Me enamoré de mi mejor amigo: “Para mi sorpresa, su reacción fue de incredulidad y sus sentimientos no fueron recíprocos”

A los diecisiete años me enamoré del que era entonces mi mejor amigo, Joaquín. Nos conocimos el mismo año, cuando yo me cambié de colegio y en ese contexto de conocer nuevos compañeros, nos afiatamos rápidamente. En esos tiempos ninguno de los dos tenía celular, por lo que nuestras mamás se llamaban para saber en qué estábamos y nos poníamos de acuerdo.
Pasaron los meses y yo empecé a sentir algo más por él. Ya me había ocurrido antes, él no había sido el primero, pero aquellos sentimientos emergieron con una particular fuerza e intenté ocultarlos en lo más profundo. Sentía que no estaba bien enamorarme de alguien tan cercano, mucho menos de otro hombre. Además, era mi mejor amigo y asumí que ese enamoramiento no podía terminar de buena manera. Como si fuera poco, estudiábamos en un colegio católico, por lo que creí que era mejor pasar desapercibido y lo hablé solamente con quienes consideraba entonces como mi círculo cercano.
Los meses siguieron pasando y nuestra amistad se fue consolidando. Pasábamos todos los fines de semanas juntos, íbamos al cine, jugábamos con el computador, subíamos a la azotea de mi edificio a conversar en la noche. Yo me contentaba con tener un amigo así de cercano, pero mis sentimientos hacia con él se hicieron más fuertes, pese a mis intentos por reprimirlos.

Entradas guardadas:
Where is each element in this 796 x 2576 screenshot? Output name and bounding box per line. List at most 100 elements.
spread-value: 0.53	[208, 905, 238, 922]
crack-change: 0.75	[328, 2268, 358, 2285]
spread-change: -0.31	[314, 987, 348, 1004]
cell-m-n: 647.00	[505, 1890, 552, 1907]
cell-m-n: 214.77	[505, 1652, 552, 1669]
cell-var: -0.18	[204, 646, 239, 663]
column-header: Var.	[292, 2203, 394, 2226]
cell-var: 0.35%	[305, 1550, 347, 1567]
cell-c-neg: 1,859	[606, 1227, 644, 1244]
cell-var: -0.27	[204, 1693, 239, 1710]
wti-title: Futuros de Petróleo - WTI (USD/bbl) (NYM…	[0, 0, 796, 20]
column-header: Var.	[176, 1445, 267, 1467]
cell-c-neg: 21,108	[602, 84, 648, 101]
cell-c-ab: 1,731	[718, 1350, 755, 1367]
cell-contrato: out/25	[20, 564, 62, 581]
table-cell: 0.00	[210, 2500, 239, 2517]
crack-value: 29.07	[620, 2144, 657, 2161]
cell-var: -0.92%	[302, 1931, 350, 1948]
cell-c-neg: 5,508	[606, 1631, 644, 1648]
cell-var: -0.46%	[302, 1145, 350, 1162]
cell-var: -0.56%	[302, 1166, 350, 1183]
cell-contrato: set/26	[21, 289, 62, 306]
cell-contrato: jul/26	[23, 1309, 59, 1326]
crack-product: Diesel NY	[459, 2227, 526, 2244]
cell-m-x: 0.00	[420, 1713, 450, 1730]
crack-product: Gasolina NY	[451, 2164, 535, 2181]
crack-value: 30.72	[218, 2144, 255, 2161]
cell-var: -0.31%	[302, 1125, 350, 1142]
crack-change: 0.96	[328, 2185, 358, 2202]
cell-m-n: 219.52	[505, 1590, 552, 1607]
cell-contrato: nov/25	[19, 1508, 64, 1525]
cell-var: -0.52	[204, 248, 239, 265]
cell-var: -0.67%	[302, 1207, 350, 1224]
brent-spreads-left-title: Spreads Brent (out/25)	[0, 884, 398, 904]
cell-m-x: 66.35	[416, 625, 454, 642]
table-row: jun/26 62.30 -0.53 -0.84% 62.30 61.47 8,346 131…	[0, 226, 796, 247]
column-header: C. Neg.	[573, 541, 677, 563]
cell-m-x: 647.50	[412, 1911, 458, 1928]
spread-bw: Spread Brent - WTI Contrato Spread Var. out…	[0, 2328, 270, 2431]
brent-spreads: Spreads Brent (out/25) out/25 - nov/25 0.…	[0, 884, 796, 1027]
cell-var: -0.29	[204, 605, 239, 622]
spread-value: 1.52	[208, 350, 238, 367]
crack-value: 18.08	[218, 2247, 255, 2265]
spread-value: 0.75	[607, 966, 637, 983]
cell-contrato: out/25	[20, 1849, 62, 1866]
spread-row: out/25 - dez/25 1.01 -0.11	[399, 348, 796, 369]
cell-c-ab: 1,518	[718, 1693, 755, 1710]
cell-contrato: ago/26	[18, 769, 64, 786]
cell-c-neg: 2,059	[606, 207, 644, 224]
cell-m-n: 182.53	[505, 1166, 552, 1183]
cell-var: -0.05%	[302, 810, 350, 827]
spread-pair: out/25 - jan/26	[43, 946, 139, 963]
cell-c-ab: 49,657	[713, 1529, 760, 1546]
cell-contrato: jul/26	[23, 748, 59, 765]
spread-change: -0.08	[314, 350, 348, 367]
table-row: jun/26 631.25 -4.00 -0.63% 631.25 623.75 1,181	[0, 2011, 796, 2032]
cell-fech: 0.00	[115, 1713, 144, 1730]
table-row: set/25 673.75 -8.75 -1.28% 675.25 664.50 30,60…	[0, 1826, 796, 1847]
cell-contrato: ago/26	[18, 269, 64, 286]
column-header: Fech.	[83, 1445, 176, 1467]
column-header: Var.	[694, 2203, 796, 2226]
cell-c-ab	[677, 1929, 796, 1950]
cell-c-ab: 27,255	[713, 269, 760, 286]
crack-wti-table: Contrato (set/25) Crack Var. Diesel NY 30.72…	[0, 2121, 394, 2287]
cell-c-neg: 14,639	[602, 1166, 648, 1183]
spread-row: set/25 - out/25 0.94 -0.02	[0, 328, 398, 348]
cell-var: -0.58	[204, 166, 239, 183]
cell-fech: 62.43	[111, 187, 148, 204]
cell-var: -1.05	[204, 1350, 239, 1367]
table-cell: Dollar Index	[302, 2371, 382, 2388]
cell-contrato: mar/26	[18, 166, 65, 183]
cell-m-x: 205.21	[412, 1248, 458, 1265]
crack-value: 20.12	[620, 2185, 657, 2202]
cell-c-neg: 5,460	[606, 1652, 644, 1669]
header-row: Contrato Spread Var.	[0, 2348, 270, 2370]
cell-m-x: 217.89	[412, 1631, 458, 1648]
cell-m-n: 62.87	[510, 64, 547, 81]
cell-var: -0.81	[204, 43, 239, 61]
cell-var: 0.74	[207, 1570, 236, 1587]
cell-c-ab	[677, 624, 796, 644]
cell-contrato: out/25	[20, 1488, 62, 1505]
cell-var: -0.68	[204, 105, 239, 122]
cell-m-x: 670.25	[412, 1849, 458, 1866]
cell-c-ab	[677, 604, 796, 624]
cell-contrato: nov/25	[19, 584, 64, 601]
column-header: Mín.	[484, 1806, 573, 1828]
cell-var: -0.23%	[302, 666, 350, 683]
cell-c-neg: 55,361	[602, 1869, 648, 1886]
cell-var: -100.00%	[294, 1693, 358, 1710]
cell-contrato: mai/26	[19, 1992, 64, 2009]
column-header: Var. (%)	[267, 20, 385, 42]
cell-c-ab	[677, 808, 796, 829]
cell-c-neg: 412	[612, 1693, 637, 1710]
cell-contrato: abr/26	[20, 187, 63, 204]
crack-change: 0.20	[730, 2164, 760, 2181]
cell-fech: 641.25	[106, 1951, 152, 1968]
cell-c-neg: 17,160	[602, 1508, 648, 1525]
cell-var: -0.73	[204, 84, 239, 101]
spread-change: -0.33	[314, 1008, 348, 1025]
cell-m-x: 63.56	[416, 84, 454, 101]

◆ Tus tareas
a) Por favor, responde estas preguntas sobre el artículo:
(i) ¿A qué edad ocurrió el enamoramiento que se cuenta?
(ii) ¿Quiénes se llamaban por teléfono para saber en qué estaban los dos amigos?
(iii) ¿En qué tipo de colegio estudiaban?
b) Edita el artículo: copia todo lo que va desde "A los diecisiete" hasta "poníamos de acuerdo." y pon "teléfono móvil" en lugar de "celular".
c) Retoma el relato sobre el enamoramiento del mejor amigo y sigue escribiéndolo a partir de su última oración.

◆ Respuestas
a)
(i) A los diecisiete años.
(ii) Sus mamás.
(iii) En un colegio católico.

b)
A los diecisiete años me enamoré del que era entonces mi mejor amigo, Joaquín. Nos conocimos el mismo año, cuando yo me cambié de colegio y en ese contexto de conocer nuevos compañeros, nos afiatamos rápidamente. En esos tiempos ninguno de los dos tenía teléfono móvil, por lo que nuestras mamás se llamaban para saber en qué estábamos y nos poníamos de acuerdo.

c)
Algunos amigos me aconsejaron revelarle a Joaquín lo que sentía, ya que creían que a él también le estaba pasando lo mismo. Yo no quería contarle en un comienzo, porque el riesgo de que la amistad se terminara era enorme. Pero tenía que hacer algo. Empecé entonces con indirectas (algunas muy directas), para ver qué ocurría y sentí que él entendió todo. Al estar un poco más seguro, entonces, decidí contárselo abiertamente.
Para mi sorpresa, su reacción fue de incredulidad y sus sentimientos no fueron recíprocos. Joaquín no sentía lo mismo, y todos mis meses de imaginación resultaron ser justamente eso: una simple fantasía. Pero no se alejó de mí y seguimos adelante siendo amigos. “Nuestra amistad es como una ruta”, me dijo en un momento, “y una ruta tiene hoyos y curvas”. Solo tenemos que seguir por el camino esquivando los hoyos. Por alguna razón, esa frase siempre me acompañó.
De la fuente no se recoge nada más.